SHORT PROBLEM>
Within the material below, find each line bearing the word "every" and present it.

(Data excerpts)
--- --- ---

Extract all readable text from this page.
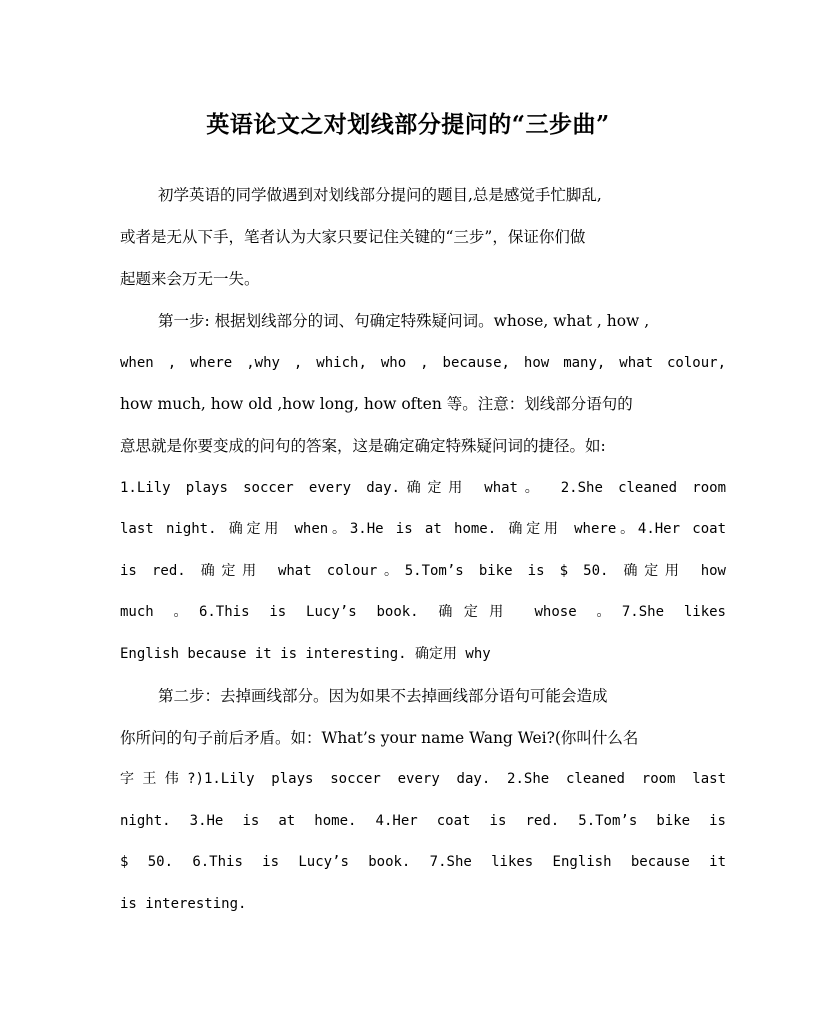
英语论文之对划线部分提问的“三步曲”
初学英语的同学做遇到对划线部分提问的题目,总是感觉手忙脚乱,
或者是无从下手，笔者认为大家只要记住关键的“三步”，保证你们做
起题来会万无一失。
第一步: 根据划线部分的词、句确定特殊疑问词。whose, what , how ,
when , where ,why , which, who , because, how many, what colour,
how much, how old ,how long, how often 等。注意：划线部分语句的
意思就是你要变成的问句的答案，这是确定确定特殊疑问词的捷径。如:
1.Lily plays soccer every day.确定用 what。 2.She cleaned room
last night. 确定用 when。3.He is at home. 确定用 where。4.Her coat
is red. 确定用 what colour。5.Tom’s bike is $ 50. 确定用 how
much 。6.This is Lucy’s book. 确定用 whose 。7.She likes
English because it is interesting. 确定用 why
第二步：去掉画线部分。因为如果不去掉画线部分语句可能会造成
你所问的句子前后矛盾。如：What’s your name Wang Wei?(你叫什么名
字王伟?)1.Lily plays soccer every day. 2.She cleaned room last
night. 3.He is at home. 4.Her coat is red. 5.Tom’s bike is
$ 50. 6.This is Lucy’s book. 7.She likes English because it
is interesting.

--- --- ---

WRITTEN RESPONSE>
1.Lily plays soccer every day.确定用 what。 2.She cleaned room
字王伟?)1.Lily plays soccer every day. 2.She cleaned room last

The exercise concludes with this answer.